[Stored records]
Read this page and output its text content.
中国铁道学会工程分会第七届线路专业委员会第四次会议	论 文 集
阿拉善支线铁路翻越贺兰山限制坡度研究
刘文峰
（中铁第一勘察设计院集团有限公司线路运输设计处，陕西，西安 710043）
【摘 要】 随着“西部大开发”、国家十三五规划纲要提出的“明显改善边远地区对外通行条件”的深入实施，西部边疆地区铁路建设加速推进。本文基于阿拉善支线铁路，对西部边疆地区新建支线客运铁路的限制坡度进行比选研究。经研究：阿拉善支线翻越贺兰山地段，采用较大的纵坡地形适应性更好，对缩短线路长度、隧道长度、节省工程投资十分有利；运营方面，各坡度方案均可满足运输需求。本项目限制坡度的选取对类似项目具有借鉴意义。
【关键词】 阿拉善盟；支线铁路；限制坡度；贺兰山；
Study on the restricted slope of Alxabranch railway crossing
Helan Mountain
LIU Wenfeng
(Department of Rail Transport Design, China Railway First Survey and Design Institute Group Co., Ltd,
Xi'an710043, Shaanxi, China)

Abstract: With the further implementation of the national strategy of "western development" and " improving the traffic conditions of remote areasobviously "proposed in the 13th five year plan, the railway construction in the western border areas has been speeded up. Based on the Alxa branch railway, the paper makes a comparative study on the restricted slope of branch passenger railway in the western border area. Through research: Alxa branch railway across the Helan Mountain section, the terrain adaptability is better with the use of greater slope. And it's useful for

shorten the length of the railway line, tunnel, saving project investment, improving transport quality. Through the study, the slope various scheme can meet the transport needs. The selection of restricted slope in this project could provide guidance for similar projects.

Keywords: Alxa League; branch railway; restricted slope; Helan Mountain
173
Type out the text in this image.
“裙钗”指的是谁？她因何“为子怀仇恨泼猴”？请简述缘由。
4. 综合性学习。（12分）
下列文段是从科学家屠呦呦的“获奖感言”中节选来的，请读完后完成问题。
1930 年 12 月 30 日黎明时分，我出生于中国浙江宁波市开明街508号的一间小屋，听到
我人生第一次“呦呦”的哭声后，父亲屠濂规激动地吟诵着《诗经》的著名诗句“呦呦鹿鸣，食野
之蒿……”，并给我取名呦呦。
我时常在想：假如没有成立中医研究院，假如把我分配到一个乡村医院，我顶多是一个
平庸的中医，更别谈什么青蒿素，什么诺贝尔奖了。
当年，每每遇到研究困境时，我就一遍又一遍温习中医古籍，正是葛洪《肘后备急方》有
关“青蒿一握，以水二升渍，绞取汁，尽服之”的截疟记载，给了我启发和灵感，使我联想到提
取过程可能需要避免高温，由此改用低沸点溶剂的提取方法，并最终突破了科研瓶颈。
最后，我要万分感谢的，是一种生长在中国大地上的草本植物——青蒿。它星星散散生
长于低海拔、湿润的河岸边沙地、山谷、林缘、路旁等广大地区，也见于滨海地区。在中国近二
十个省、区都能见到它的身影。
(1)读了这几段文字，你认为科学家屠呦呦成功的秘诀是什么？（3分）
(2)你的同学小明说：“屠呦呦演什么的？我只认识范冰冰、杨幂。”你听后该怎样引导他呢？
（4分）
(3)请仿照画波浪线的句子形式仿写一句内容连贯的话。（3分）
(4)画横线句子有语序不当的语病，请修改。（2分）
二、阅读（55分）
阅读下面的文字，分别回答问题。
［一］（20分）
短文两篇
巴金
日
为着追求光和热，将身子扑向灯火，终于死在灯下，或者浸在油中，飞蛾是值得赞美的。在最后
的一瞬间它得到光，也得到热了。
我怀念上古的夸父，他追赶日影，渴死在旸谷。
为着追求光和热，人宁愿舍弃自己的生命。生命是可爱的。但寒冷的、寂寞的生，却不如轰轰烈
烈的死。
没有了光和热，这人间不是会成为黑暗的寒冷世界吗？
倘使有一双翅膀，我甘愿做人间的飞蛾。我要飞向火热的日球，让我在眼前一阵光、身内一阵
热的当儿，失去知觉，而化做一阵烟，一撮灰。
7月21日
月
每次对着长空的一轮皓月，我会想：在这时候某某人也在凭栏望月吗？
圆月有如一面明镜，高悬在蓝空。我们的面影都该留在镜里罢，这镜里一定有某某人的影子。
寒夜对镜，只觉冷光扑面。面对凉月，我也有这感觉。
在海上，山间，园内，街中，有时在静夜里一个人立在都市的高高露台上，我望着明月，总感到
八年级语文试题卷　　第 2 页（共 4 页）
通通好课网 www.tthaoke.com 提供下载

* Direction *
Copy out each line exactly as written.

* Full response *
Read this page and output its text content.
中国铁道学会工程分会第七届线路专业委员会第四次会议	论 文 集
阿拉善支线铁路翻越贺兰山限制坡度研究
刘文峰
（中铁第一勘察设计院集团有限公司线路运输设计处，陕西，西安 710043）
【摘 要】 随着“西部大开发”、国家十三五规划纲要提出的“明显改善边远地区对外通行条件”的深入实施，西部边疆地区铁路建设加速推进。本文基于阿拉善支线铁路，对西部边疆地区新建支线客运铁路的限制坡度进行比选研究。经研究：阿拉善支线翻越贺兰山地段，采用较大的纵坡地形适应性更好，对缩短线路长度、隧道长度、节省工程投资十分有利；运营方面，各坡度方案均可满足运输需求。本项目限制坡度的选取对类似项目具有借鉴意义。
【关键词】 阿拉善盟；支线铁路；限制坡度；贺兰山；
Study on the restricted slope of Alxabranch railway crossing
Helan Mountain
LIU Wenfeng
(Department of Rail Transport Design, China Railway First Survey and Design Institute Group Co., Ltd,
Xi'an710043, Shaanxi, China)

Abstract: With the further implementation of the national strategy of "western development" and " improving the traffic conditions of remote areasobviously "proposed in the 13th five year plan, the railway construction in the western border areas has been speeded up. Based on the Alxa branch railway, the paper makes a comparative study on the restricted slope of branch passenger railway in the western border area. Through research: Alxa branch railway across the Helan Mountain section, the terrain adaptability is better with the use of greater slope. And it's useful for

shorten the length of the railway line, tunnel, saving project investment, improving transport quality. Through the study, the slope various scheme can meet the transport needs. The selection of restricted slope in this project could provide guidance for similar projects.

Keywords: Alxa League; branch railway; restricted slope; Helan Mountain
173
Type out the text in this image.
“裙钗”指的是谁？她因何“为子怀仇恨泼猴”？请简述缘由。
4. 综合性学习。（12分）
下列文段是从科学家屠呦呦的“获奖感言”中节选来的，请读完后完成问题。
1930 年 12 月 30 日黎明时分，我出生于中国浙江宁波市开明街508号的一间小屋，听到
我人生第一次“呦呦”的哭声后，父亲屠濂规激动地吟诵着《诗经》的著名诗句“呦呦鹿鸣，食野
之蒿……”，并给我取名呦呦。
我时常在想：假如没有成立中医研究院，假如把我分配到一个乡村医院，我顶多是一个
平庸的中医，更别谈什么青蒿素，什么诺贝尔奖了。
当年，每每遇到研究困境时，我就一遍又一遍温习中医古籍，正是葛洪《肘后备急方》有
关“青蒿一握，以水二升渍，绞取汁，尽服之”的截疟记载，给了我启发和灵感，使我联想到提
取过程可能需要避免高温，由此改用低沸点溶剂的提取方法，并最终突破了科研瓶颈。
最后，我要万分感谢的，是一种生长在中国大地上的草本植物——青蒿。它星星散散生
长于低海拔、湿润的河岸边沙地、山谷、林缘、路旁等广大地区，也见于滨海地区。在中国近二
十个省、区都能见到它的身影。
(1)读了这几段文字，你认为科学家屠呦呦成功的秘诀是什么？（3分）
(2)你的同学小明说：“屠呦呦演什么的？我只认识范冰冰、杨幂。”你听后该怎样引导他呢？
（4分）
(3)请仿照画波浪线的句子形式仿写一句内容连贯的话。（3分）
(4)画横线句子有语序不当的语病，请修改。（2分）
二、阅读（55分）
阅读下面的文字，分别回答问题。
［一］（20分）
短文两篇
巴金
日
为着追求光和热，将身子扑向灯火，终于死在灯下，或者浸在油中，飞蛾是值得赞美的。在最后
的一瞬间它得到光，也得到热了。
我怀念上古的夸父，他追赶日影，渴死在旸谷。
为着追求光和热，人宁愿舍弃自己的生命。生命是可爱的。但寒冷的、寂寞的生，却不如轰轰烈
烈的死。
没有了光和热，这人间不是会成为黑暗的寒冷世界吗？
倘使有一双翅膀，我甘愿做人间的飞蛾。我要飞向火热的日球，让我在眼前一阵光、身内一阵
热的当儿，失去知觉，而化做一阵烟，一撮灰。
7月21日
月
每次对着长空的一轮皓月，我会想：在这时候某某人也在凭栏望月吗？
圆月有如一面明镜，高悬在蓝空。我们的面影都该留在镜里罢，这镜里一定有某某人的影子。
寒夜对镜，只觉冷光扑面。面对凉月，我也有这感觉。
在海上，山间，园内，街中，有时在静夜里一个人立在都市的高高露台上，我望着明月，总感到
八年级语文试题卷　　第 2 页（共 4 页）
通通好课网 www.tthaoke.com 提供下载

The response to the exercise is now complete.